"""

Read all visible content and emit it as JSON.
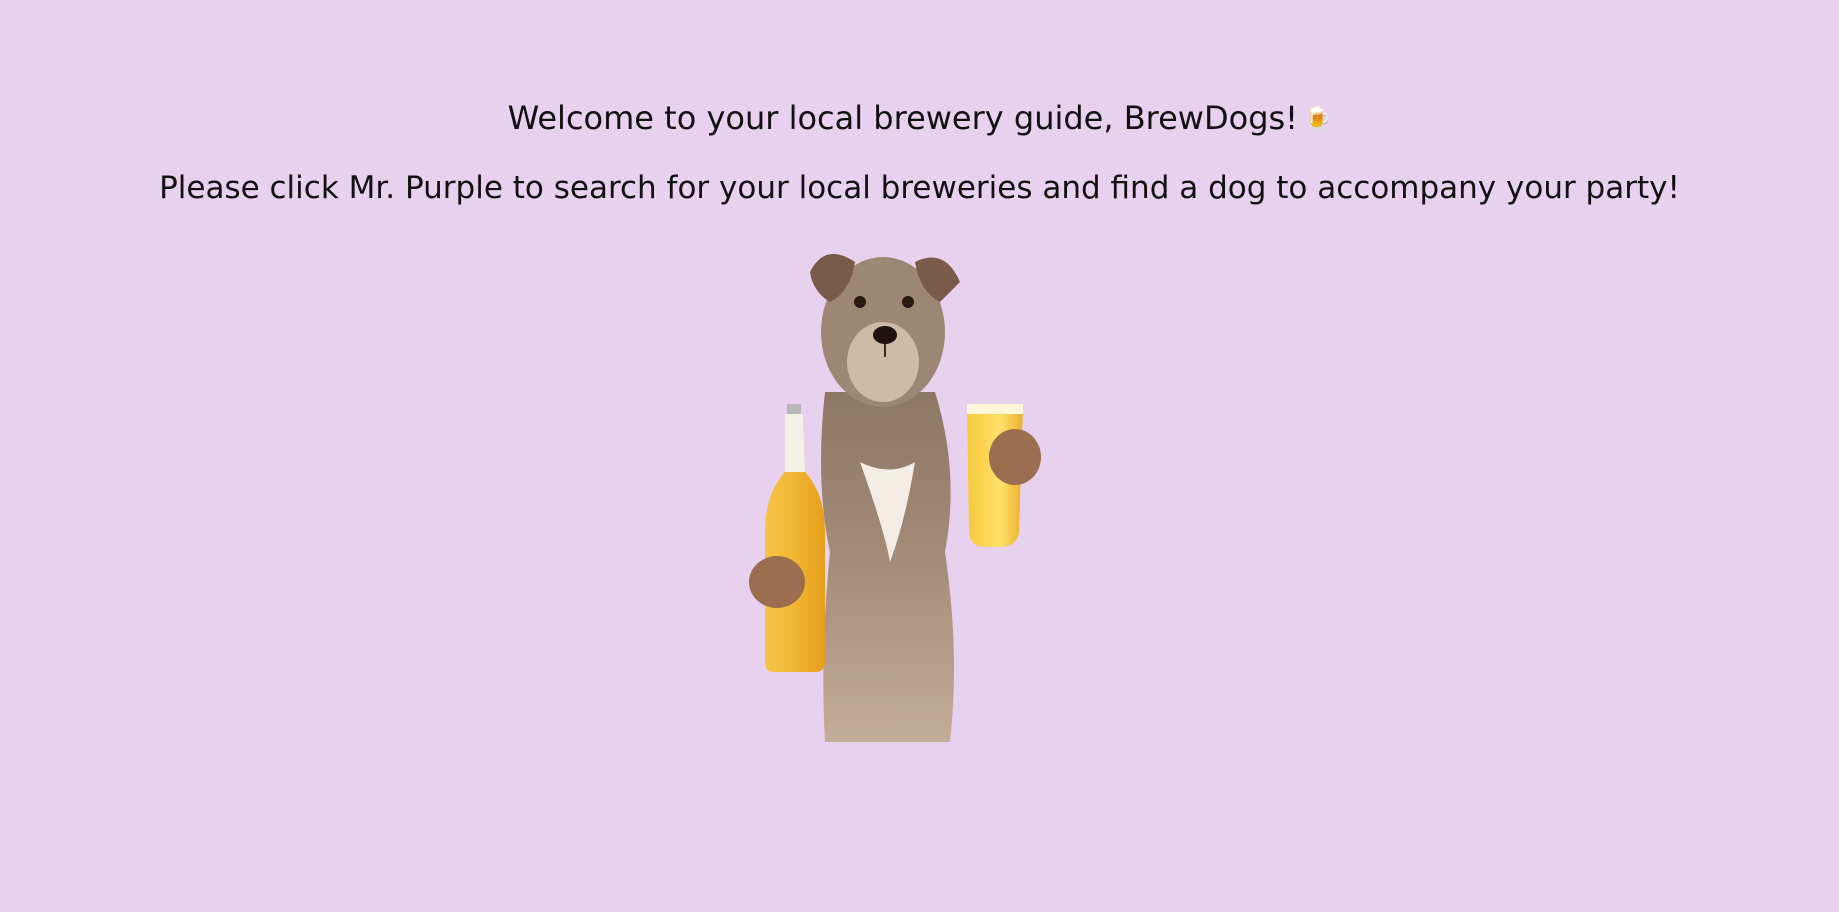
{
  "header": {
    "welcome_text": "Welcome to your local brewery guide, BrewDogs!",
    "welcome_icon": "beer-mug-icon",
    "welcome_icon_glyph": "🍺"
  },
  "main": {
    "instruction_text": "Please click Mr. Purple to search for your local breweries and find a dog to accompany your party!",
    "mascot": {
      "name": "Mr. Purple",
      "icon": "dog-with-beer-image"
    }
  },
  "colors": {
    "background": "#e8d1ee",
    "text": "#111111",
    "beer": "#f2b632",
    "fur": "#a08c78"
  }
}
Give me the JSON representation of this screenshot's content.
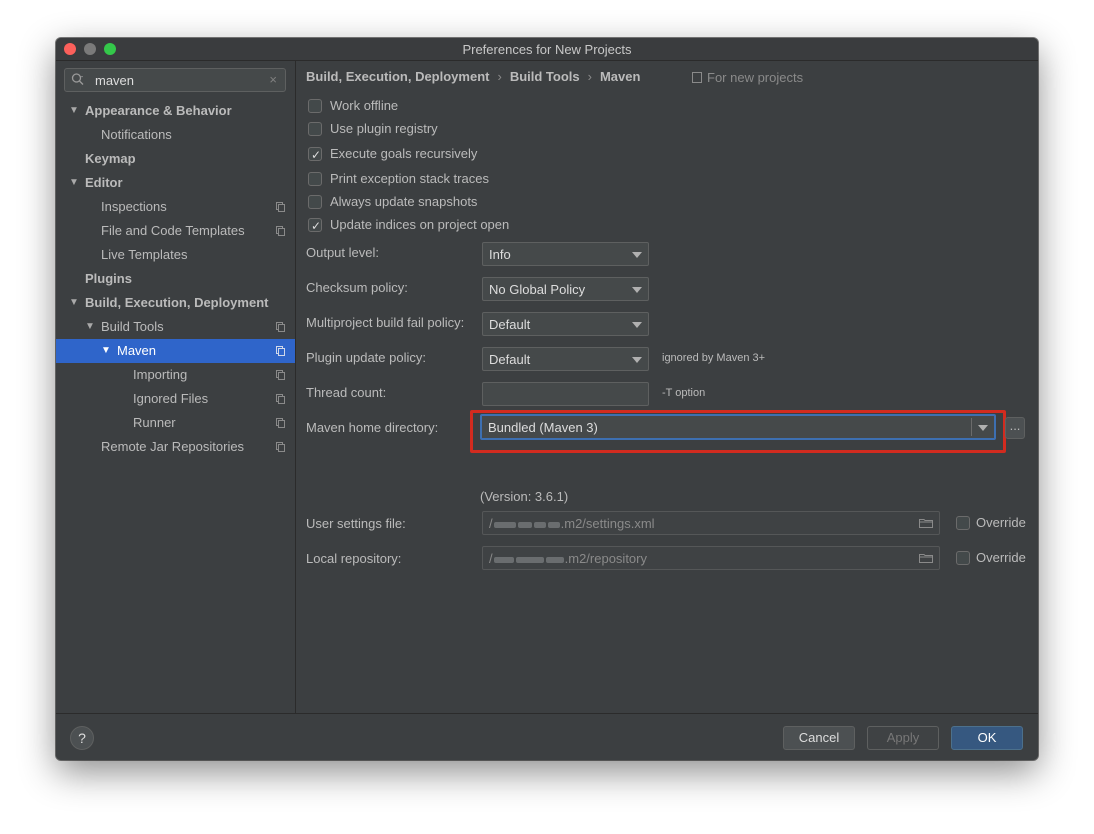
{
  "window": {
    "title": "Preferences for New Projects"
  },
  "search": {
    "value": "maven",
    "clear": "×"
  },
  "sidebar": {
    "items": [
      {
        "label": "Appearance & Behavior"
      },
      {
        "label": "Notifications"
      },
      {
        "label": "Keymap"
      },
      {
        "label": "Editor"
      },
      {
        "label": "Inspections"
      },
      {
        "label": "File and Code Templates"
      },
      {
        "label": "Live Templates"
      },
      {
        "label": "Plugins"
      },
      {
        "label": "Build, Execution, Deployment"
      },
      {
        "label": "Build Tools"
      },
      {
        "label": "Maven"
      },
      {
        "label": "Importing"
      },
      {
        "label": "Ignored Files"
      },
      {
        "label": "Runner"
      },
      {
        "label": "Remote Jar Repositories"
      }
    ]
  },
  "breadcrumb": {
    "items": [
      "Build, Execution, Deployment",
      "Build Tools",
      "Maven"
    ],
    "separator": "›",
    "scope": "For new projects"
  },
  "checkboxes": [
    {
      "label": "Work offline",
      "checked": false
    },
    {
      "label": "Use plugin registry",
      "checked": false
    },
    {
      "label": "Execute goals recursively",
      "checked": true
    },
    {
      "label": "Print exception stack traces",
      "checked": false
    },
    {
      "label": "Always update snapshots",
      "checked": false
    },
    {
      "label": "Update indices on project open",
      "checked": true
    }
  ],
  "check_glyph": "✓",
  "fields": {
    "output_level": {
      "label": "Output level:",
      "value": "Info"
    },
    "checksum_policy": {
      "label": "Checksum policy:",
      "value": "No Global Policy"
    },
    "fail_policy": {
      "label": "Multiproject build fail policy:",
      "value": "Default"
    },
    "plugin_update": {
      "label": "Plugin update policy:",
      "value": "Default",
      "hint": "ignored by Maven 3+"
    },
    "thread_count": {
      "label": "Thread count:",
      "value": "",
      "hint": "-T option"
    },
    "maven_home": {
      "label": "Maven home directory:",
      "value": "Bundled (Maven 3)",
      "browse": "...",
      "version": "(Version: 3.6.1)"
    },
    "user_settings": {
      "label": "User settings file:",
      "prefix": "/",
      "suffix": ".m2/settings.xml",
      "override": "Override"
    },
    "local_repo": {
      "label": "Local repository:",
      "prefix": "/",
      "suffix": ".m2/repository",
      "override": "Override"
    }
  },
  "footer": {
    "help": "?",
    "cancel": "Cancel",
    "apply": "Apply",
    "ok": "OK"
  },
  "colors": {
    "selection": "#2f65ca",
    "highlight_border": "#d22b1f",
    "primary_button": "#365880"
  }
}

"""
"""

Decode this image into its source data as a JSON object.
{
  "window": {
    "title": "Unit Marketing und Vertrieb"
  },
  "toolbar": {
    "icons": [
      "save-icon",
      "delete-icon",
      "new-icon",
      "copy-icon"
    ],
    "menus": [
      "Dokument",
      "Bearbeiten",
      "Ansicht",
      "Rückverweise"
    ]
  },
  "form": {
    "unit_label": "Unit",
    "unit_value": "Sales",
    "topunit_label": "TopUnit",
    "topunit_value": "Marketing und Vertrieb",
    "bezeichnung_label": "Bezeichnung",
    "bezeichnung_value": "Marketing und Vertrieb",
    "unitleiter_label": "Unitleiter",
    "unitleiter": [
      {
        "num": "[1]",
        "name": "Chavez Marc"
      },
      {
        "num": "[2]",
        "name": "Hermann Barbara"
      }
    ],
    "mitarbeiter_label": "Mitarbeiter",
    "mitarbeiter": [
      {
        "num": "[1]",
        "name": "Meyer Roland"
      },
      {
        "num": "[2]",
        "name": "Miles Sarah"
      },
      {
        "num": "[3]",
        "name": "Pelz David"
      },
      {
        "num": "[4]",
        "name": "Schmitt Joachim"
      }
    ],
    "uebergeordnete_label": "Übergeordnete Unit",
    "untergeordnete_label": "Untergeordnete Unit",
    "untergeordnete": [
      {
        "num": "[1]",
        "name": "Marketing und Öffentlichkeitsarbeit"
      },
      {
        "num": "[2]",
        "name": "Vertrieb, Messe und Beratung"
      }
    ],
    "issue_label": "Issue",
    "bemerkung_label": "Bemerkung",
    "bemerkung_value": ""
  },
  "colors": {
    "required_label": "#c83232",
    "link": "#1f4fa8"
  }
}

"""
"""

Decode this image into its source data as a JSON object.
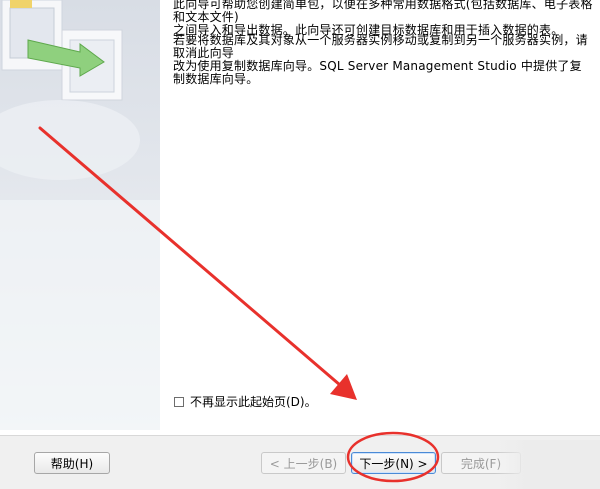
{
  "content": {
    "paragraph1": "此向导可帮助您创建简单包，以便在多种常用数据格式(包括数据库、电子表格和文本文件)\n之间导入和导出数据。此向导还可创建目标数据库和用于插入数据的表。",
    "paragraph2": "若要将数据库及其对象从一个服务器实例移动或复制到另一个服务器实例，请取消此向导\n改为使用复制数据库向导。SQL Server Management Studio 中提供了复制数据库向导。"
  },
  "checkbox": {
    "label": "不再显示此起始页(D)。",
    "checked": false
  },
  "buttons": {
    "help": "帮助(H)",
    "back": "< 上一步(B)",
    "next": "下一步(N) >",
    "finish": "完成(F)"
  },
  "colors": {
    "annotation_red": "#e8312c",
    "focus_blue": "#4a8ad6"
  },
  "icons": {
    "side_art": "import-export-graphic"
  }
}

"""

EXERCISE DESCRIPTION: Locate the word "Execution" in the records and collect each line it appears in.

ANSWER TO THIS PROBLEM:
        "label": "Build, Execution, Deployment"
      "Build, Execution, Deployment",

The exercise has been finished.